#### [ASSIGNMENT]
Give the records again in full, exactly as they appear.

═══ ENTRIES SUPPLIED ═══

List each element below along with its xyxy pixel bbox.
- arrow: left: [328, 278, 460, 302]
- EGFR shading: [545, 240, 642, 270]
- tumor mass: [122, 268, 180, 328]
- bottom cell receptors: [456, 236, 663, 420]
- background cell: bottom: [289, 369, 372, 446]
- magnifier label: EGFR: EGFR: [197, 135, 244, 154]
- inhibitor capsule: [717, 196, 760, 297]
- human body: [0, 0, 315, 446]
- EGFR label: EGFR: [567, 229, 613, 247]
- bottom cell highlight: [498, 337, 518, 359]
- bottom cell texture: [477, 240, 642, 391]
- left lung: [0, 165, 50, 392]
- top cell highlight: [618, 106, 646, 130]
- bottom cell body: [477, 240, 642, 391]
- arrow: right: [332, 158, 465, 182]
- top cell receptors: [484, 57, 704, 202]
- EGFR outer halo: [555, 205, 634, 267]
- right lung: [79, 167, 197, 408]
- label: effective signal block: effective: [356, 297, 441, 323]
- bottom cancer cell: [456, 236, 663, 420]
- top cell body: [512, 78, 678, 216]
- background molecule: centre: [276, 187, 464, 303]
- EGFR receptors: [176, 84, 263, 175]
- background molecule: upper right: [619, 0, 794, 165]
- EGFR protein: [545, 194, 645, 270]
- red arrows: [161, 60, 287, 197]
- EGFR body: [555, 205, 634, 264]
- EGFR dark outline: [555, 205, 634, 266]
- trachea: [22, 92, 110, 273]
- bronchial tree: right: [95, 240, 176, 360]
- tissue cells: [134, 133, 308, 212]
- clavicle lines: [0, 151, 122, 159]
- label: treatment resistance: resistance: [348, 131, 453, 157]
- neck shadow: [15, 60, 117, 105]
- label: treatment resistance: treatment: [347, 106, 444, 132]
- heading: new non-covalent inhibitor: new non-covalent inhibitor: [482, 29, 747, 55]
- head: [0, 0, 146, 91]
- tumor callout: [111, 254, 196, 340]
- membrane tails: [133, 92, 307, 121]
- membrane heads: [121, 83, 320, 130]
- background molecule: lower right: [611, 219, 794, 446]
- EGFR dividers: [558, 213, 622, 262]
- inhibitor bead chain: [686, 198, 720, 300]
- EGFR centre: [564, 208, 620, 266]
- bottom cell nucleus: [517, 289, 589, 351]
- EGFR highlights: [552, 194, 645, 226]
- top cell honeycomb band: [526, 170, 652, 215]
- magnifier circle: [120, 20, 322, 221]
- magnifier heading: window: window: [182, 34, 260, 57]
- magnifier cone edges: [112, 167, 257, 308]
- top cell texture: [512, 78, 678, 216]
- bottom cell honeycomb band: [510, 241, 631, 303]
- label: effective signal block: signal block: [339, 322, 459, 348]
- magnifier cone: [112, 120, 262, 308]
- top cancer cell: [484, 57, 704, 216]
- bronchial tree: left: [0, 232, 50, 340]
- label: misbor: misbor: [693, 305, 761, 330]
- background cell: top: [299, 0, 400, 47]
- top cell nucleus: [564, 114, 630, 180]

═══

#### [OUTPUT FOR THIS TASK]
List each element below along with its xyxy pixel bbox.
- arrow: left: [328, 278, 460, 302]
- EGFR shading: [545, 240, 642, 270]
- tumor mass: [122, 268, 180, 328]
- bottom cell receptors: [456, 236, 663, 420]
- background cell: bottom: [289, 369, 372, 446]
- magnifier label: EGFR: EGFR: [197, 135, 244, 154]
- inhibitor capsule: [717, 196, 760, 297]
- human body: [0, 0, 315, 446]
- EGFR label: EGFR: [567, 229, 613, 247]
- bottom cell highlight: [498, 337, 518, 359]
- bottom cell texture: [477, 240, 642, 391]
- left lung: [0, 165, 50, 392]
- top cell highlight: [618, 106, 646, 130]
- bottom cell body: [477, 240, 642, 391]
- arrow: right: [332, 158, 465, 182]
- top cell receptors: [484, 57, 704, 202]
- EGFR outer halo: [555, 205, 634, 267]
- right lung: [79, 167, 197, 408]
- label: effective signal block: effective: [356, 297, 441, 323]
- bottom cancer cell: [456, 236, 663, 420]
- top cell body: [512, 78, 678, 216]
- background molecule: centre: [276, 187, 464, 303]
- EGFR receptors: [176, 84, 263, 175]
- background molecule: upper right: [619, 0, 794, 165]
- EGFR protein: [545, 194, 645, 270]
- red arrows: [161, 60, 287, 197]
- EGFR body: [555, 205, 634, 264]
- EGFR dark outline: [555, 205, 634, 266]
- trachea: [22, 92, 110, 273]
- bronchial tree: right: [95, 240, 176, 360]
- tissue cells: [134, 133, 308, 212]
- clavicle lines: [0, 151, 122, 159]
- label: treatment resistance: resistance: [348, 131, 453, 157]
- neck shadow: [15, 60, 117, 105]
- label: treatment resistance: treatment: [347, 106, 444, 132]
- heading: new non-covalent inhibitor: new non-covalent inhibitor: [482, 29, 747, 55]
- head: [0, 0, 146, 91]
- tumor callout: [111, 254, 196, 340]
- membrane tails: [133, 92, 307, 121]
- membrane heads: [121, 83, 320, 130]
- background molecule: lower right: [611, 219, 794, 446]
- EGFR dividers: [558, 213, 622, 262]
- inhibitor bead chain: [686, 198, 720, 300]
- EGFR centre: [564, 208, 620, 266]
- bottom cell nucleus: [517, 289, 589, 351]
- EGFR highlights: [552, 194, 645, 226]
- top cell honeycomb band: [526, 170, 652, 215]
- magnifier circle: [120, 20, 322, 221]
- magnifier heading: window: window: [182, 34, 260, 57]
- magnifier cone edges: [112, 167, 257, 308]
- top cell texture: [512, 78, 678, 216]
- bottom cell honeycomb band: [510, 241, 631, 303]
- label: effective signal block: signal block: [339, 322, 459, 348]
- magnifier cone: [112, 120, 262, 308]
- top cancer cell: [484, 57, 704, 216]
- bronchial tree: left: [0, 232, 50, 340]
- label: misbor: misbor: [693, 305, 761, 330]
- background cell: top: [299, 0, 400, 47]
- top cell nucleus: [564, 114, 630, 180]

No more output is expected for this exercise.